Instruction:
Return each line of the records holding the string "cheats".

Collected data entries:
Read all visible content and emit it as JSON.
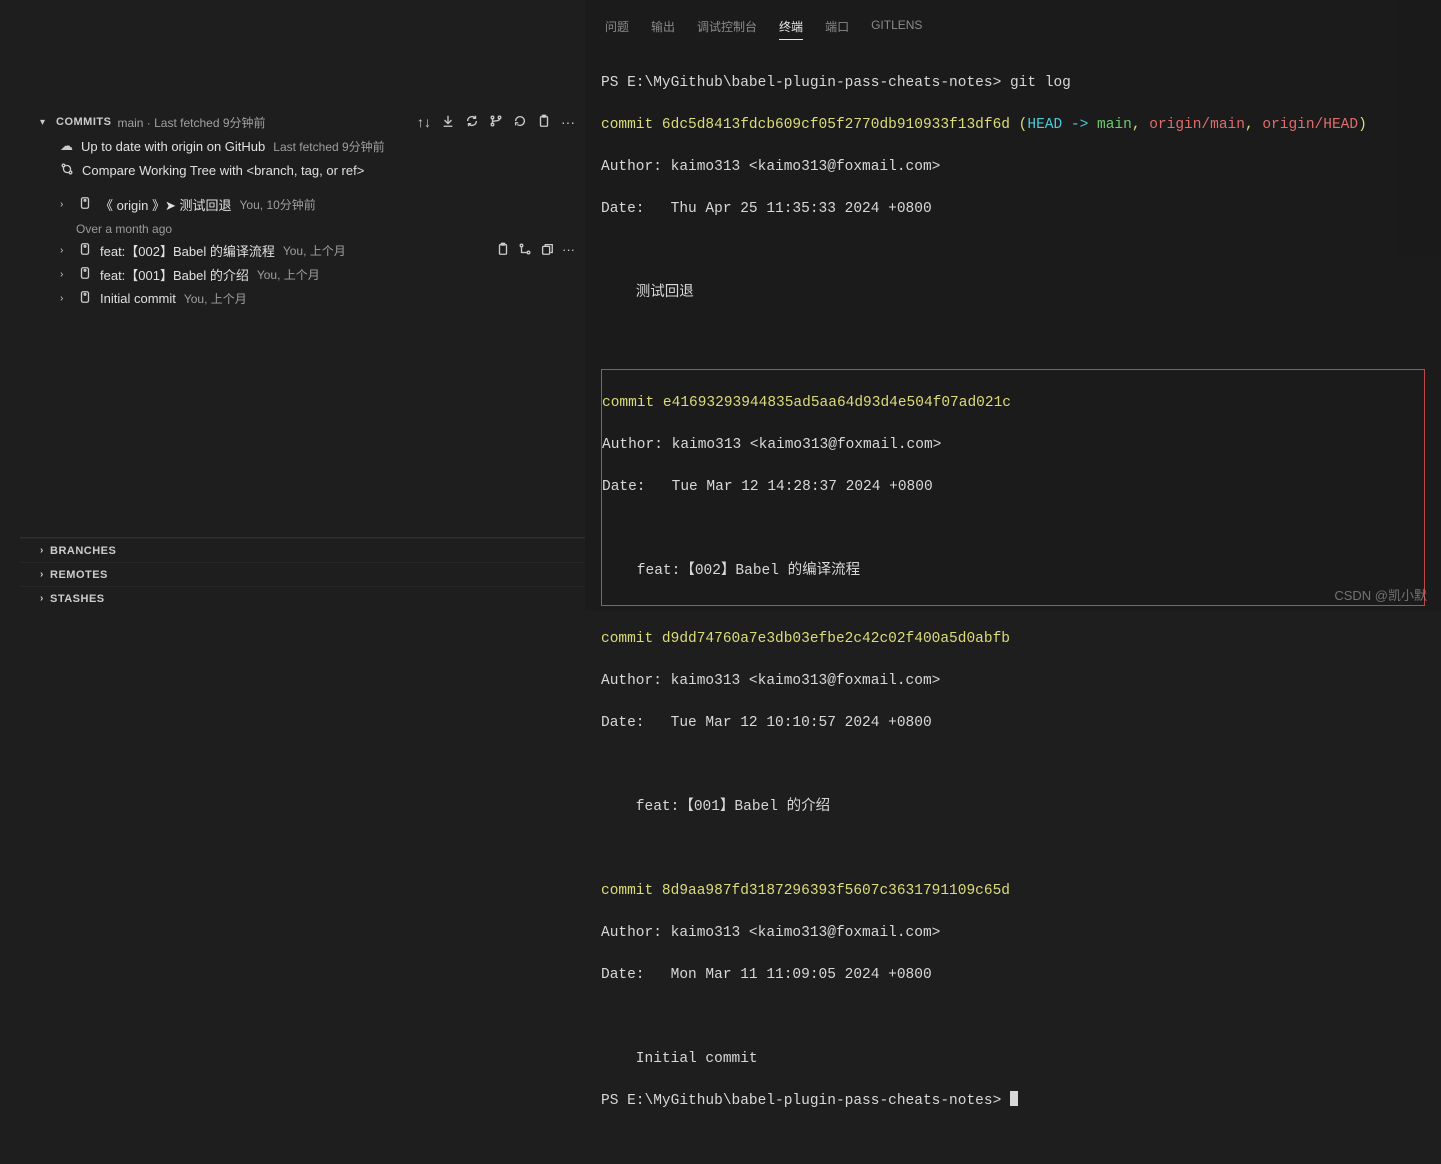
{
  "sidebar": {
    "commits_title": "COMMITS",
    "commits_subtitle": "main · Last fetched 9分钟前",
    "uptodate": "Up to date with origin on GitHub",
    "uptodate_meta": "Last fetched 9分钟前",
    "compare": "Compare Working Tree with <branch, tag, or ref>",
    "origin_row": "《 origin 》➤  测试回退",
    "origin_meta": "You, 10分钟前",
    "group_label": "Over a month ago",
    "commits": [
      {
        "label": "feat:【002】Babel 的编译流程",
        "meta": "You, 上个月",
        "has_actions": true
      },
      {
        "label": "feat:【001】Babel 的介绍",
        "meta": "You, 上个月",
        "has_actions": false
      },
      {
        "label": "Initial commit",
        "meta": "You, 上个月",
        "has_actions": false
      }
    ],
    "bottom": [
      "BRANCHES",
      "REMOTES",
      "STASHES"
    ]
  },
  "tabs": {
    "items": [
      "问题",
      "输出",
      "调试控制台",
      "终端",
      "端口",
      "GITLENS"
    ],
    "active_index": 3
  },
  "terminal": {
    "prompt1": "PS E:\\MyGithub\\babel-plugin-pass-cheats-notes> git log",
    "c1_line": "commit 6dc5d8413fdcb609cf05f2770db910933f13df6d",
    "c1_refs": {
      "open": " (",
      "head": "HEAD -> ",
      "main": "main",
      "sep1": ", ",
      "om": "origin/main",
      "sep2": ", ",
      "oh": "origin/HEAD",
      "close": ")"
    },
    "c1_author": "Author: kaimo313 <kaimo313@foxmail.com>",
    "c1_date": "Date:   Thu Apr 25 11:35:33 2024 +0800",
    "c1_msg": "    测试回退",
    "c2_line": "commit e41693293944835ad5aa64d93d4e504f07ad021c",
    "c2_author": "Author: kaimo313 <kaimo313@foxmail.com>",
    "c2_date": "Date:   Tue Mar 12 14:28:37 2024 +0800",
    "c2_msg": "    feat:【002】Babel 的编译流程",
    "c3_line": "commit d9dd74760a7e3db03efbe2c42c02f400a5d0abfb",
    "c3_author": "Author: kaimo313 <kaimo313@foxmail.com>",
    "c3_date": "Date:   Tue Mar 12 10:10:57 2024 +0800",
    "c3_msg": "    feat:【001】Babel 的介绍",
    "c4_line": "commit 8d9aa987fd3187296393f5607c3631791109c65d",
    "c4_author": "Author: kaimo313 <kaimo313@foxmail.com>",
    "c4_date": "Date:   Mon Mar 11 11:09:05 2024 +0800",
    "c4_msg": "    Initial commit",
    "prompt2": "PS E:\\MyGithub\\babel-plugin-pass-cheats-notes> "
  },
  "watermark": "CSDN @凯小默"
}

Result for this task:
    "prompt1": "PS E:\\MyGithub\\babel-plugin-pass-cheats-notes> git log",
    "prompt2": "PS E:\\MyGithub\\babel-plugin-pass-cheats-notes> "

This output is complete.